Task instructions:
Print the data that follows exactly.

Recorded data:
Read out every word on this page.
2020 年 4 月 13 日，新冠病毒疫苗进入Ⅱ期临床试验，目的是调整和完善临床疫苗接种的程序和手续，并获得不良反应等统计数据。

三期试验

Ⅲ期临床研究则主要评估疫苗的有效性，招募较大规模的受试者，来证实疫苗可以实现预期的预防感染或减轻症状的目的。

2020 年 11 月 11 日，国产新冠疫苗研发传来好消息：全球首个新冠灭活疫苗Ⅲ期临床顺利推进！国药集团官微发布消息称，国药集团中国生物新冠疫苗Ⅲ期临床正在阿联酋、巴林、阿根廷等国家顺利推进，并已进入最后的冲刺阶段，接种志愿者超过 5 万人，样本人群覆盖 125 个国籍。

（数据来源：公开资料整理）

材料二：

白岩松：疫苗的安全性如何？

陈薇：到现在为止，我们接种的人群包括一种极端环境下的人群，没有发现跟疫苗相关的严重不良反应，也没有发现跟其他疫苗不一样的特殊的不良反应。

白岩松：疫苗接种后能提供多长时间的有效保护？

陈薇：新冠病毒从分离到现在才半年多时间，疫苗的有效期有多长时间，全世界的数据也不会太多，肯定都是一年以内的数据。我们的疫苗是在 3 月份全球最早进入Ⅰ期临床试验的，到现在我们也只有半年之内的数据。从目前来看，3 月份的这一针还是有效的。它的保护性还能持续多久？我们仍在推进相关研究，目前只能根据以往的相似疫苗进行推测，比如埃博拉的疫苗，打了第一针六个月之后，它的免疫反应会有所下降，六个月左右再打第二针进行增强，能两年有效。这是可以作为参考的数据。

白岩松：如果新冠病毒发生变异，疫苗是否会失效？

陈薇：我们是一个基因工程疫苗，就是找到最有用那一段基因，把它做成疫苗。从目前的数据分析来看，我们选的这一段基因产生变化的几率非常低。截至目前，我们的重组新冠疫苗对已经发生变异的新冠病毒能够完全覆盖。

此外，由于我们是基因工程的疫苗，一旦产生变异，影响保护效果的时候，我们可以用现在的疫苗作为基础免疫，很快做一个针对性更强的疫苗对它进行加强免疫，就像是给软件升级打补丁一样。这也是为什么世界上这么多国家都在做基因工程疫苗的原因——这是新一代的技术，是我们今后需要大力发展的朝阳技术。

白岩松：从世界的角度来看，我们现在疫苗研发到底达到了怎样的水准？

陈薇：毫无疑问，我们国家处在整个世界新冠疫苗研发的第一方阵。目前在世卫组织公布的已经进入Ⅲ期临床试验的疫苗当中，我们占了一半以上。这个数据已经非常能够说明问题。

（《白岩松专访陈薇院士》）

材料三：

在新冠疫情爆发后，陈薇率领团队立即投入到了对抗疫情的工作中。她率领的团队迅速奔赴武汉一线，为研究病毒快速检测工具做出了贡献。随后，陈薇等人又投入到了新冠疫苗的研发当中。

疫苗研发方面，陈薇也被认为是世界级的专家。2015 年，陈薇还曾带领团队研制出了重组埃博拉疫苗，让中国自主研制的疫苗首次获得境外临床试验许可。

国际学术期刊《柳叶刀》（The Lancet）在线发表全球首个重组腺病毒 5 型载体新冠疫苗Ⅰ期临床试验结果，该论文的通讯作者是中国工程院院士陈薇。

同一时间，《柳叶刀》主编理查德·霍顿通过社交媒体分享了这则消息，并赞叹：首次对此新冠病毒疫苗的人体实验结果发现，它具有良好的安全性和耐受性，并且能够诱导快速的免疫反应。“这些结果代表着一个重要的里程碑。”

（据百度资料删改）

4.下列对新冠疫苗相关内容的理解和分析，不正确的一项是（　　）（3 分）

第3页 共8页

Answer in full:
Read out every word on this page.
2020 年 4 月 13 日，新冠病毒疫苗进入Ⅱ期临床试验，目的是调整和完善临床疫苗接种的程序和手续，并获得不良反应等统计数据。

三期试验

Ⅲ期临床研究则主要评估疫苗的有效性，招募较大规模的受试者，来证实疫苗可以实现预期的预防感染或减轻症状的目的。

2020 年 11 月 11 日，国产新冠疫苗研发传来好消息：全球首个新冠灭活疫苗Ⅲ期临床顺利推进！国药集团官微发布消息称，国药集团中国生物新冠疫苗Ⅲ期临床正在阿联酋、巴林、阿根廷等国家顺利推进，并已进入最后的冲刺阶段，接种志愿者超过 5 万人，样本人群覆盖 125 个国籍。

（数据来源：公开资料整理）

材料二：

白岩松：疫苗的安全性如何？

陈薇：到现在为止，我们接种的人群包括一种极端环境下的人群，没有发现跟疫苗相关的严重不良反应，也没有发现跟其他疫苗不一样的特殊的不良反应。

白岩松：疫苗接种后能提供多长时间的有效保护？

陈薇：新冠病毒从分离到现在才半年多时间，疫苗的有效期有多长时间，全世界的数据也不会太多，肯定都是一年以内的数据。我们的疫苗是在 3 月份全球最早进入Ⅰ期临床试验的，到现在我们也只有半年之内的数据。从目前来看，3 月份的这一针还是有效的。它的保护性还能持续多久？我们仍在推进相关研究，目前只能根据以往的相似疫苗进行推测，比如埃博拉的疫苗，打了第一针六个月之后，它的免疫反应会有所下降，六个月左右再打第二针进行增强，能两年有效。这是可以作为参考的数据。

白岩松：如果新冠病毒发生变异，疫苗是否会失效？

陈薇：我们是一个基因工程疫苗，就是找到最有用那一段基因，把它做成疫苗。从目前的数据分析来看，我们选的这一段基因产生变化的几率非常低。截至目前，我们的重组新冠疫苗对已经发生变异的新冠病毒能够完全覆盖。

此外，由于我们是基因工程的疫苗，一旦产生变异，影响保护效果的时候，我们可以用现在的疫苗作为基础免疫，很快做一个针对性更强的疫苗对它进行加强免疫，就像是给软件升级打补丁一样。这也是为什么世界上这么多国家都在做基因工程疫苗的原因——这是新一代的技术，是我们今后需要大力发展的朝阳技术。

白岩松：从世界的角度来看，我们现在疫苗研发到底达到了怎样的水准？

陈薇：毫无疑问，我们国家处在整个世界新冠疫苗研发的第一方阵。目前在世卫组织公布的已经进入Ⅲ期临床试验的疫苗当中，我们占了一半以上。这个数据已经非常能够说明问题。

（《白岩松专访陈薇院士》）

材料三：

在新冠疫情爆发后，陈薇率领团队立即投入到了对抗疫情的工作中。她率领的团队迅速奔赴武汉一线，为研究病毒快速检测工具做出了贡献。随后，陈薇等人又投入到了新冠疫苗的研发当中。

疫苗研发方面，陈薇也被认为是世界级的专家。2015 年，陈薇还曾带领团队研制出了重组埃博拉疫苗，让中国自主研制的疫苗首次获得境外临床试验许可。

国际学术期刊《柳叶刀》（The Lancet）在线发表全球首个重组腺病毒 5 型载体新冠疫苗Ⅰ期临床试验结果，该论文的通讯作者是中国工程院院士陈薇。

同一时间，《柳叶刀》主编理查德·霍顿通过社交媒体分享了这则消息，并赞叹：首次对此新冠病毒疫苗的人体实验结果发现，它具有良好的安全性和耐受性，并且能够诱导快速的免疫反应。“这些结果代表着一个重要的里程碑。”

（据百度资料删改）

4.下列对新冠疫苗相关内容的理解和分析，不正确的一项是（　　）（3 分）

第3页 共8页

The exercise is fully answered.